- [Goal of the exercise]: Pull out from the material below all lines with "Zeit".

** Start of Dataset extract **

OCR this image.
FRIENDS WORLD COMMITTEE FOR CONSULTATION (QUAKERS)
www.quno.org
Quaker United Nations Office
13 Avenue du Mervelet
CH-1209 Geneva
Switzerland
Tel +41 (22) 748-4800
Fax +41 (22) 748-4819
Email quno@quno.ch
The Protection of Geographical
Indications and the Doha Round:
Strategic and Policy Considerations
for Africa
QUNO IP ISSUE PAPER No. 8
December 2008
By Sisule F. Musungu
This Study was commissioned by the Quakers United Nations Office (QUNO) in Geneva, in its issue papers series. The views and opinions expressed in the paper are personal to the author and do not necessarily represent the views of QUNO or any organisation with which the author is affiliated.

** End of Dataset extract **
** Start of Dataset extract **

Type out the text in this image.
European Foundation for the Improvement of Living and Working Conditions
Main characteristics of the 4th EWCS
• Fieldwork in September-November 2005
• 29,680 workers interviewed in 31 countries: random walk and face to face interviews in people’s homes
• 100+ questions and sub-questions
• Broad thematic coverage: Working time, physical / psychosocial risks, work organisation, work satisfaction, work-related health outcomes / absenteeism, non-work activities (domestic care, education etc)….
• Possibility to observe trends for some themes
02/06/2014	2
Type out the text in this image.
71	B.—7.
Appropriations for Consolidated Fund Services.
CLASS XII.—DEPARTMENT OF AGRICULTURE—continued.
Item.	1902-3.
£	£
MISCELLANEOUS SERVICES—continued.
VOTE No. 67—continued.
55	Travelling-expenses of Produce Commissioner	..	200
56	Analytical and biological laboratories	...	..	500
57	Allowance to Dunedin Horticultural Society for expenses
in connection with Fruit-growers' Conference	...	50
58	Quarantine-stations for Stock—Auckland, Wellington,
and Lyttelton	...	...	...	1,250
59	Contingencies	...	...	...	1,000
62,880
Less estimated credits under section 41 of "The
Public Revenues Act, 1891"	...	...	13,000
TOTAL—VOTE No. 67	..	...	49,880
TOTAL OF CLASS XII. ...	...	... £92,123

** End of Dataset extract **
** Start of Dataset extract **

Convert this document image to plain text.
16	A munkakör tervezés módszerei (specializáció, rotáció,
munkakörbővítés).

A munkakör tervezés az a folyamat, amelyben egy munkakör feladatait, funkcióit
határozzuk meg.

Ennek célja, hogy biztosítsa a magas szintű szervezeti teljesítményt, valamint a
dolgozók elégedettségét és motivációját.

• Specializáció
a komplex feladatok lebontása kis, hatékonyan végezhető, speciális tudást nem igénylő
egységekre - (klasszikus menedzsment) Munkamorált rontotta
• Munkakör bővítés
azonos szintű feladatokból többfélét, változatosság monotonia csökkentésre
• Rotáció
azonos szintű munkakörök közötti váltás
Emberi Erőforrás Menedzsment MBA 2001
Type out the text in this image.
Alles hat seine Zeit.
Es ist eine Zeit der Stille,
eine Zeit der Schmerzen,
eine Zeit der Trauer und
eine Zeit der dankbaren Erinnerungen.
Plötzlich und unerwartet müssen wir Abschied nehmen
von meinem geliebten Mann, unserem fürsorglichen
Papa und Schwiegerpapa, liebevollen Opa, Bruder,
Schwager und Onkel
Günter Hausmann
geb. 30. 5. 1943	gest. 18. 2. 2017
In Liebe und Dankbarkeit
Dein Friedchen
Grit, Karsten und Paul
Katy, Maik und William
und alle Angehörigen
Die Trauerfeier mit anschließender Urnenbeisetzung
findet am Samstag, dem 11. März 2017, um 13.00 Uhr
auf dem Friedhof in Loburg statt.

** End of Dataset extract **

- [Reply]:
Alles hat seine Zeit.
Es ist eine Zeit der Stille,
eine Zeit der Schmerzen,
eine Zeit der Trauer und
eine Zeit der dankbaren Erinnerungen.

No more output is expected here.